[Start Given information]
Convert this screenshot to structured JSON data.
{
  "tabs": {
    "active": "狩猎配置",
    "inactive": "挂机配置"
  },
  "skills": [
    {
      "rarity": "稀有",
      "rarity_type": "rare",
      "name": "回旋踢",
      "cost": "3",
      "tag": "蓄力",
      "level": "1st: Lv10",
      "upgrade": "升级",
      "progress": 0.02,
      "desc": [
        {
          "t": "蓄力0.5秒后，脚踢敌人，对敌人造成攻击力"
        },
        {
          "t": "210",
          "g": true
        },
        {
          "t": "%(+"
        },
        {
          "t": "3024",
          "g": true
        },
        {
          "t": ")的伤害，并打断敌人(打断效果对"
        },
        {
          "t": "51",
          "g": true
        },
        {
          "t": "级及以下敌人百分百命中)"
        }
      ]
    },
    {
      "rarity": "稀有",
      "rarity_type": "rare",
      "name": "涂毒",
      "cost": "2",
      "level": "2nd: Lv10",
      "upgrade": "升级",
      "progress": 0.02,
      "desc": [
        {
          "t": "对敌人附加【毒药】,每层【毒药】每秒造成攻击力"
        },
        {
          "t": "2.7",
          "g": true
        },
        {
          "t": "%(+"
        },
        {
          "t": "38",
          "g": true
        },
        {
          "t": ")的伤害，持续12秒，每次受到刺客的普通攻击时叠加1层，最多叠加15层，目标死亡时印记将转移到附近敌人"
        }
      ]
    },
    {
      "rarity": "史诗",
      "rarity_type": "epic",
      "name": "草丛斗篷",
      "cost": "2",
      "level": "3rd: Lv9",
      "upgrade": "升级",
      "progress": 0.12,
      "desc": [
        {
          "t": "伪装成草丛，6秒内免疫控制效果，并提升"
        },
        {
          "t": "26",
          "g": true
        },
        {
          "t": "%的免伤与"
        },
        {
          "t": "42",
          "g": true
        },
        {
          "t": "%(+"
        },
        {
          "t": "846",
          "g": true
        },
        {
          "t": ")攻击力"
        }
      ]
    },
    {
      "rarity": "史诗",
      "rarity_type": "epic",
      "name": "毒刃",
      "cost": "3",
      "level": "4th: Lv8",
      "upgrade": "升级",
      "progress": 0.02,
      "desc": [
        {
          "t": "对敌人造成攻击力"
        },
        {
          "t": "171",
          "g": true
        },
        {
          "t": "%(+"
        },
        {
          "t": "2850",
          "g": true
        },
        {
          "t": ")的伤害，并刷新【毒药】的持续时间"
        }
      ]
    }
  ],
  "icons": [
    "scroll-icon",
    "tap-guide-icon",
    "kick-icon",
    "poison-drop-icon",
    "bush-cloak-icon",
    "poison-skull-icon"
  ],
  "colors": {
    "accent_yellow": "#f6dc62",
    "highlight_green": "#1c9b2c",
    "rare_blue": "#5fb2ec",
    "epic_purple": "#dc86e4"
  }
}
[End Given information]
Problem details –
Copy out each line above, character for character.

Finished exercise –
Convert this screenshot to structured JSON data.
{
  "tabs": {
    "active": "狩猎配置",
    "inactive": "挂机配置"
  },
  "skills": [
    {
      "rarity": "稀有",
      "rarity_type": "rare",
      "name": "回旋踢",
      "cost": "3",
      "tag": "蓄力",
      "level": "1st: Lv10",
      "upgrade": "升级",
      "progress": 0.02,
      "desc": [
        {
          "t": "蓄力0.5秒后，脚踢敌人，对敌人造成攻击力"
        },
        {
          "t": "210",
          "g": true
        },
        {
          "t": "%(+"
        },
        {
          "t": "3024",
          "g": true
        },
        {
          "t": ")的伤害，并打断敌人(打断效果对"
        },
        {
          "t": "51",
          "g": true
        },
        {
          "t": "级及以下敌人百分百命中)"
        }
      ]
    },
    {
      "rarity": "稀有",
      "rarity_type": "rare",
      "name": "涂毒",
      "cost": "2",
      "level": "2nd: Lv10",
      "upgrade": "升级",
      "progress": 0.02,
      "desc": [
        {
          "t": "对敌人附加【毒药】,每层【毒药】每秒造成攻击力"
        },
        {
          "t": "2.7",
          "g": true
        },
        {
          "t": "%(+"
        },
        {
          "t": "38",
          "g": true
        },
        {
          "t": ")的伤害，持续12秒，每次受到刺客的普通攻击时叠加1层，最多叠加15层，目标死亡时印记将转移到附近敌人"
        }
      ]
    },
    {
      "rarity": "史诗",
      "rarity_type": "epic",
      "name": "草丛斗篷",
      "cost": "2",
      "level": "3rd: Lv9",
      "upgrade": "升级",
      "progress": 0.12,
      "desc": [
        {
          "t": "伪装成草丛，6秒内免疫控制效果，并提升"
        },
        {
          "t": "26",
          "g": true
        },
        {
          "t": "%的免伤与"
        },
        {
          "t": "42",
          "g": true
        },
        {
          "t": "%(+"
        },
        {
          "t": "846",
          "g": true
        },
        {
          "t": ")攻击力"
        }
      ]
    },
    {
      "rarity": "史诗",
      "rarity_type": "epic",
      "name": "毒刃",
      "cost": "3",
      "level": "4th: Lv8",
      "upgrade": "升级",
      "progress": 0.02,
      "desc": [
        {
          "t": "对敌人造成攻击力"
        },
        {
          "t": "171",
          "g": true
        },
        {
          "t": "%(+"
        },
        {
          "t": "2850",
          "g": true
        },
        {
          "t": ")的伤害，并刷新【毒药】的持续时间"
        }
      ]
    }
  ],
  "icons": [
    "scroll-icon",
    "tap-guide-icon",
    "kick-icon",
    "poison-drop-icon",
    "bush-cloak-icon",
    "poison-skull-icon"
  ],
  "colors": {
    "accent_yellow": "#f6dc62",
    "highlight_green": "#1c9b2c",
    "rare_blue": "#5fb2ec",
    "epic_purple": "#dc86e4"
  }
}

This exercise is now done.